- ITEMS
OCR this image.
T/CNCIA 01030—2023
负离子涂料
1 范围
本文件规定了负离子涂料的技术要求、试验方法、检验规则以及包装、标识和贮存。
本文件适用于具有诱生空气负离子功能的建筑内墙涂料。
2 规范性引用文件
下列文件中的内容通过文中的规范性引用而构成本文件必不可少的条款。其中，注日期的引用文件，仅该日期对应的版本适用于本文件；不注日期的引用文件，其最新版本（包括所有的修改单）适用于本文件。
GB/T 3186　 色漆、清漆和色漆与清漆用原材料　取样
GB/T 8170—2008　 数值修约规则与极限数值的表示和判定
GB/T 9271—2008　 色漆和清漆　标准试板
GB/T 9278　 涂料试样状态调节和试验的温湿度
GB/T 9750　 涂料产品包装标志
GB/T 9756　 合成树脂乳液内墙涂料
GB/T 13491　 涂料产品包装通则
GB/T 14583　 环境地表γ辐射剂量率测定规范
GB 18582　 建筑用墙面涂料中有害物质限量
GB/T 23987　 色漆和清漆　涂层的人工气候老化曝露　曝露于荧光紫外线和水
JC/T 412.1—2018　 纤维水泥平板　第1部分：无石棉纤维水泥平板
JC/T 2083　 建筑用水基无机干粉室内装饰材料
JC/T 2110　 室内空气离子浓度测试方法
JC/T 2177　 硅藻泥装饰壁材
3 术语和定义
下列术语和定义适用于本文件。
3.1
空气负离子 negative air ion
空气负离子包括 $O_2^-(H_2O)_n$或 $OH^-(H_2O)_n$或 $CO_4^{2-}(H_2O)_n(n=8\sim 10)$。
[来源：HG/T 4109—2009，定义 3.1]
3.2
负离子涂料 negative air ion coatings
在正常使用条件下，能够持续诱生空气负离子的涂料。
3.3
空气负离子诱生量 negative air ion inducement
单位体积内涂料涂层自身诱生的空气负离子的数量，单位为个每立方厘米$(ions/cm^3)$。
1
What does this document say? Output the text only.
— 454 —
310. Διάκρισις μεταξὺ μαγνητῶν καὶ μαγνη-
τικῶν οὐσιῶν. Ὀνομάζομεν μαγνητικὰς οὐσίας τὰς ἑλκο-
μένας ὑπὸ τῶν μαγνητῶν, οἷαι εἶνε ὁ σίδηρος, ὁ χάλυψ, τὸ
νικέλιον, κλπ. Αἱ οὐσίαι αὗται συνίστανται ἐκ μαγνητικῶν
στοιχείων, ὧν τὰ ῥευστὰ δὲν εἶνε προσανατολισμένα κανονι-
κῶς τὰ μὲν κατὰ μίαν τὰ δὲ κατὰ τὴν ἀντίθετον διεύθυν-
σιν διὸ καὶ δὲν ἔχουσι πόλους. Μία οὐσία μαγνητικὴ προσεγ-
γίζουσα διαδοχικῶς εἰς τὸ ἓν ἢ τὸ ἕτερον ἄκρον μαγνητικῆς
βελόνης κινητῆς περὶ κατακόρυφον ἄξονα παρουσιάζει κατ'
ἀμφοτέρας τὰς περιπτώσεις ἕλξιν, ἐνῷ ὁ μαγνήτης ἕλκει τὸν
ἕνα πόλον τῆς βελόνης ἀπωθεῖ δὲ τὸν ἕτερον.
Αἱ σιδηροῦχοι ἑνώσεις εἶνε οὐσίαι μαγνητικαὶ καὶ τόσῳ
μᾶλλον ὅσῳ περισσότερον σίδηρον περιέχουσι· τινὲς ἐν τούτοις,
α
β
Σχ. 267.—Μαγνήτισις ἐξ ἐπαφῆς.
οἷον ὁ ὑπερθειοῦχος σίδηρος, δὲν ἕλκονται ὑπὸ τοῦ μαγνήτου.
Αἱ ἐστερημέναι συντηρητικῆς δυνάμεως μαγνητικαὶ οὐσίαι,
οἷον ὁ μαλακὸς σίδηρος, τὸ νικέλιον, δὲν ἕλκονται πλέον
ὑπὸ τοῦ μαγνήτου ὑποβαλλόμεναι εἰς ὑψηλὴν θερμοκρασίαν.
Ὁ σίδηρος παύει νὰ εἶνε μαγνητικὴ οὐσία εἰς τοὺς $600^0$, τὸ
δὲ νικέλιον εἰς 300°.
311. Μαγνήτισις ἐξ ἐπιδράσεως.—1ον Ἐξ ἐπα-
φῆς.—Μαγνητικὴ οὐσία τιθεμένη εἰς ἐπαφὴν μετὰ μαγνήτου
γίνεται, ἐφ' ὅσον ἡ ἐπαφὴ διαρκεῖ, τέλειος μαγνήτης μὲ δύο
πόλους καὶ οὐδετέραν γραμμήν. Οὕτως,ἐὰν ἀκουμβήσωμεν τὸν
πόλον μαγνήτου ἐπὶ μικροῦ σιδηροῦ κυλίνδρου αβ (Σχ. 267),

- STATED TASK
Show every line that contains the word "ἕτερον".

- WRITTEN REPLY
γίζουσα διαδοχικῶς εἰς τὸ ἓν ἢ τὸ ἕτερον ἄκρον μαγνητικῆς
ἕνα πόλον τῆς βελόνης ἀπωθεῖ δὲ τὸν ἕτερον.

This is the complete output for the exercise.